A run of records
%%

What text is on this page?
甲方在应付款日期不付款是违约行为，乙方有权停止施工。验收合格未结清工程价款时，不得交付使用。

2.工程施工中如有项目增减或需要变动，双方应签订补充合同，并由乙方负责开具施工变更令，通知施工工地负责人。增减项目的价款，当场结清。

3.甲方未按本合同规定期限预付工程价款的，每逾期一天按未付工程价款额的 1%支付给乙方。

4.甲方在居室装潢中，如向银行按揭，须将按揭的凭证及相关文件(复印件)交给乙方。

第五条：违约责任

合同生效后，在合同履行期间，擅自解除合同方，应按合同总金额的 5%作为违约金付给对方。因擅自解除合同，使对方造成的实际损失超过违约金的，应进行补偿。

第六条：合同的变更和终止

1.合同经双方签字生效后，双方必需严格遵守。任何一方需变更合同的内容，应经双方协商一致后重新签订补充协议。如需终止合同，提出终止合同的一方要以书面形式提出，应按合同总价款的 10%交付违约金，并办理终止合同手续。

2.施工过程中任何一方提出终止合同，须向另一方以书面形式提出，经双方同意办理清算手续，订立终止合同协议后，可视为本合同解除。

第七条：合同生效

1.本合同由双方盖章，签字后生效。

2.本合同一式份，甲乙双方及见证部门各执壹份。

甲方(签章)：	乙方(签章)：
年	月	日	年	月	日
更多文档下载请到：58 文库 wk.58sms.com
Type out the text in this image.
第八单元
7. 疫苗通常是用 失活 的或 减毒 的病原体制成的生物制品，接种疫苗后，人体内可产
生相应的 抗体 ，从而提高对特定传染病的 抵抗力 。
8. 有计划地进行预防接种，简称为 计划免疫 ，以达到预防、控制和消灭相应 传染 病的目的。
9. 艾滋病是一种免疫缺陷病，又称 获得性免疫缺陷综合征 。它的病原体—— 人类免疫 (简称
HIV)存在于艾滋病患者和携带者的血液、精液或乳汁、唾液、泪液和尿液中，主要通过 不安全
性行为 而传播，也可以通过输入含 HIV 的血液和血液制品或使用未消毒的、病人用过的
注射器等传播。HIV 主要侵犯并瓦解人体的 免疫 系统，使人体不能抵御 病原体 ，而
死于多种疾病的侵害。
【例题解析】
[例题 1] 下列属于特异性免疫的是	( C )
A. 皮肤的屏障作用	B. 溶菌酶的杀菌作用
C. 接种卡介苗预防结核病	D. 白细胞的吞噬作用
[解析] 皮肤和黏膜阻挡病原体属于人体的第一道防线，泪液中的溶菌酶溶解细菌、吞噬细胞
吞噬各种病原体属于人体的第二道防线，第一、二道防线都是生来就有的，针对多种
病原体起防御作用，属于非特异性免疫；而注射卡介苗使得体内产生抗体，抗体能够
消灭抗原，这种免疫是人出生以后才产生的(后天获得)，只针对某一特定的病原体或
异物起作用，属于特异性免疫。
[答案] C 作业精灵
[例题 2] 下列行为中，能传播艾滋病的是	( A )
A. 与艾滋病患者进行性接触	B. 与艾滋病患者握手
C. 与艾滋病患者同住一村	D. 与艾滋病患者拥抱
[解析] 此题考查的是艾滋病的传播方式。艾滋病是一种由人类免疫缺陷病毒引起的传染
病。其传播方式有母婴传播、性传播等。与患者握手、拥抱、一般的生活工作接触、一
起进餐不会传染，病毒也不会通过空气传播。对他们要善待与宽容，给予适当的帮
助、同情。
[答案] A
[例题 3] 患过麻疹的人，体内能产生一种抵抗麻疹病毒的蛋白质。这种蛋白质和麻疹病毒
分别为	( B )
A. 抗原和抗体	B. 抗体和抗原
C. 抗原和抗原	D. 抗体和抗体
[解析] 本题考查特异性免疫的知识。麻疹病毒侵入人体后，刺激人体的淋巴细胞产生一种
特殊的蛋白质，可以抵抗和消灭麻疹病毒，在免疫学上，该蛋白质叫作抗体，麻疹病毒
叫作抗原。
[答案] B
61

%%

Copy all the records above exactly, missing none.

What text is on this page?
甲方在应付款日期不付款是违约行为，乙方有权停止施工。验收合格未结清工程价款时，不得交付使用。

2.工程施工中如有项目增减或需要变动，双方应签订补充合同，并由乙方负责开具施工变更令，通知施工工地负责人。增减项目的价款，当场结清。

3.甲方未按本合同规定期限预付工程价款的，每逾期一天按未付工程价款额的 1%支付给乙方。

4.甲方在居室装潢中，如向银行按揭，须将按揭的凭证及相关文件(复印件)交给乙方。

第五条：违约责任

合同生效后，在合同履行期间，擅自解除合同方，应按合同总金额的 5%作为违约金付给对方。因擅自解除合同，使对方造成的实际损失超过违约金的，应进行补偿。

第六条：合同的变更和终止

1.合同经双方签字生效后，双方必需严格遵守。任何一方需变更合同的内容，应经双方协商一致后重新签订补充协议。如需终止合同，提出终止合同的一方要以书面形式提出，应按合同总价款的 10%交付违约金，并办理终止合同手续。

2.施工过程中任何一方提出终止合同，须向另一方以书面形式提出，经双方同意办理清算手续，订立终止合同协议后，可视为本合同解除。

第七条：合同生效

1.本合同由双方盖章，签字后生效。

2.本合同一式份，甲乙双方及见证部门各执壹份。

甲方(签章)：	乙方(签章)：
年	月	日	年	月	日
更多文档下载请到：58 文库 wk.58sms.com
Type out the text in this image.
第八单元
7. 疫苗通常是用 失活 的或 减毒 的病原体制成的生物制品，接种疫苗后，人体内可产
生相应的 抗体 ，从而提高对特定传染病的 抵抗力 。
8. 有计划地进行预防接种，简称为 计划免疫 ，以达到预防、控制和消灭相应 传染 病的目的。
9. 艾滋病是一种免疫缺陷病，又称 获得性免疫缺陷综合征 。它的病原体—— 人类免疫 (简称
HIV)存在于艾滋病患者和携带者的血液、精液或乳汁、唾液、泪液和尿液中，主要通过 不安全
性行为 而传播，也可以通过输入含 HIV 的血液和血液制品或使用未消毒的、病人用过的
注射器等传播。HIV 主要侵犯并瓦解人体的 免疫 系统，使人体不能抵御 病原体 ，而
死于多种疾病的侵害。
【例题解析】
[例题 1] 下列属于特异性免疫的是	( C )
A. 皮肤的屏障作用	B. 溶菌酶的杀菌作用
C. 接种卡介苗预防结核病	D. 白细胞的吞噬作用
[解析] 皮肤和黏膜阻挡病原体属于人体的第一道防线，泪液中的溶菌酶溶解细菌、吞噬细胞
吞噬各种病原体属于人体的第二道防线，第一、二道防线都是生来就有的，针对多种
病原体起防御作用，属于非特异性免疫；而注射卡介苗使得体内产生抗体，抗体能够
消灭抗原，这种免疫是人出生以后才产生的(后天获得)，只针对某一特定的病原体或
异物起作用，属于特异性免疫。
[答案] C 作业精灵
[例题 2] 下列行为中，能传播艾滋病的是	( A )
A. 与艾滋病患者进行性接触	B. 与艾滋病患者握手
C. 与艾滋病患者同住一村	D. 与艾滋病患者拥抱
[解析] 此题考查的是艾滋病的传播方式。艾滋病是一种由人类免疫缺陷病毒引起的传染
病。其传播方式有母婴传播、性传播等。与患者握手、拥抱、一般的生活工作接触、一
起进餐不会传染，病毒也不会通过空气传播。对他们要善待与宽容，给予适当的帮
助、同情。
[答案] A
[例题 3] 患过麻疹的人，体内能产生一种抵抗麻疹病毒的蛋白质。这种蛋白质和麻疹病毒
分别为	( B )
A. 抗原和抗体	B. 抗体和抗原
C. 抗原和抗原	D. 抗体和抗体
[解析] 本题考查特异性免疫的知识。麻疹病毒侵入人体后，刺激人体的淋巴细胞产生一种
特殊的蛋白质，可以抵抗和消灭麻疹病毒，在免疫学上，该蛋白质叫作抗体，麻疹病毒
叫作抗原。
[答案] B
61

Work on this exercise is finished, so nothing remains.